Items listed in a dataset
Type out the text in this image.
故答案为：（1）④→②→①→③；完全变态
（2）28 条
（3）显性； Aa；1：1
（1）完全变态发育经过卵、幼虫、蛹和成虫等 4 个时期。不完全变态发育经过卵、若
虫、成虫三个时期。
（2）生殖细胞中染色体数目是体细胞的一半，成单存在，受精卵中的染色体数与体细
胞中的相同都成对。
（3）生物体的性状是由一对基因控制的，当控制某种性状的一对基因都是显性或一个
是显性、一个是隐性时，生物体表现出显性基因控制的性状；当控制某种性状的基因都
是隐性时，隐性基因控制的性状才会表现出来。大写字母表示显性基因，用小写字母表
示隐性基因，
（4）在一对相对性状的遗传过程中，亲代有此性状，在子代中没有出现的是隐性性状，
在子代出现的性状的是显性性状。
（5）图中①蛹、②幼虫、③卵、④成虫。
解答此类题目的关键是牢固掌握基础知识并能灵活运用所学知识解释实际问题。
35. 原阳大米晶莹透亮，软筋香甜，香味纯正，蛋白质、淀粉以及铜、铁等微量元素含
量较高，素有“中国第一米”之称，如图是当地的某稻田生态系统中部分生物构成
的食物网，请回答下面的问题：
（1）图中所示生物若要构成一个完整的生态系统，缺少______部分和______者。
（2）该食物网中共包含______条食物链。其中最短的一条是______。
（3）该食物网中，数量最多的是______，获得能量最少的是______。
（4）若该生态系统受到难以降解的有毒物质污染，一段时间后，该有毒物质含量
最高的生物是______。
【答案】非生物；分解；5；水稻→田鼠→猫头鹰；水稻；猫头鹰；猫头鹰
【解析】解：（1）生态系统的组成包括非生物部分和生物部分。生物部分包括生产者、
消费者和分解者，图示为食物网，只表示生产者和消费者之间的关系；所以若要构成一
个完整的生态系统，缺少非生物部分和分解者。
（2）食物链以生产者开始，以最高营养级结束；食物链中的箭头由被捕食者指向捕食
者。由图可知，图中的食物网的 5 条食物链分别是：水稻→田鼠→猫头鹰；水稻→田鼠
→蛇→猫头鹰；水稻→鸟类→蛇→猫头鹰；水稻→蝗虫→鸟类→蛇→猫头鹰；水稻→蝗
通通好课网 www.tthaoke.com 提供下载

*Job*:
Reproduce each entry word for word.

*Solution to this exercise*:
Type out the text in this image.
故答案为：（1）④→②→①→③；完全变态
（2）28 条
（3）显性； Aa；1：1
（1）完全变态发育经过卵、幼虫、蛹和成虫等 4 个时期。不完全变态发育经过卵、若
虫、成虫三个时期。
（2）生殖细胞中染色体数目是体细胞的一半，成单存在，受精卵中的染色体数与体细
胞中的相同都成对。
（3）生物体的性状是由一对基因控制的，当控制某种性状的一对基因都是显性或一个
是显性、一个是隐性时，生物体表现出显性基因控制的性状；当控制某种性状的基因都
是隐性时，隐性基因控制的性状才会表现出来。大写字母表示显性基因，用小写字母表
示隐性基因，
（4）在一对相对性状的遗传过程中，亲代有此性状，在子代中没有出现的是隐性性状，
在子代出现的性状的是显性性状。
（5）图中①蛹、②幼虫、③卵、④成虫。
解答此类题目的关键是牢固掌握基础知识并能灵活运用所学知识解释实际问题。
35. 原阳大米晶莹透亮，软筋香甜，香味纯正，蛋白质、淀粉以及铜、铁等微量元素含
量较高，素有“中国第一米”之称，如图是当地的某稻田生态系统中部分生物构成
的食物网，请回答下面的问题：
（1）图中所示生物若要构成一个完整的生态系统，缺少______部分和______者。
（2）该食物网中共包含______条食物链。其中最短的一条是______。
（3）该食物网中，数量最多的是______，获得能量最少的是______。
（4）若该生态系统受到难以降解的有毒物质污染，一段时间后，该有毒物质含量
最高的生物是______。
【答案】非生物；分解；5；水稻→田鼠→猫头鹰；水稻；猫头鹰；猫头鹰
【解析】解：（1）生态系统的组成包括非生物部分和生物部分。生物部分包括生产者、
消费者和分解者，图示为食物网，只表示生产者和消费者之间的关系；所以若要构成一
个完整的生态系统，缺少非生物部分和分解者。
（2）食物链以生产者开始，以最高营养级结束；食物链中的箭头由被捕食者指向捕食
者。由图可知，图中的食物网的 5 条食物链分别是：水稻→田鼠→猫头鹰；水稻→田鼠
→蛇→猫头鹰；水稻→鸟类→蛇→猫头鹰；水稻→蝗虫→鸟类→蛇→猫头鹰；水稻→蝗
通通好课网 www.tthaoke.com 提供下载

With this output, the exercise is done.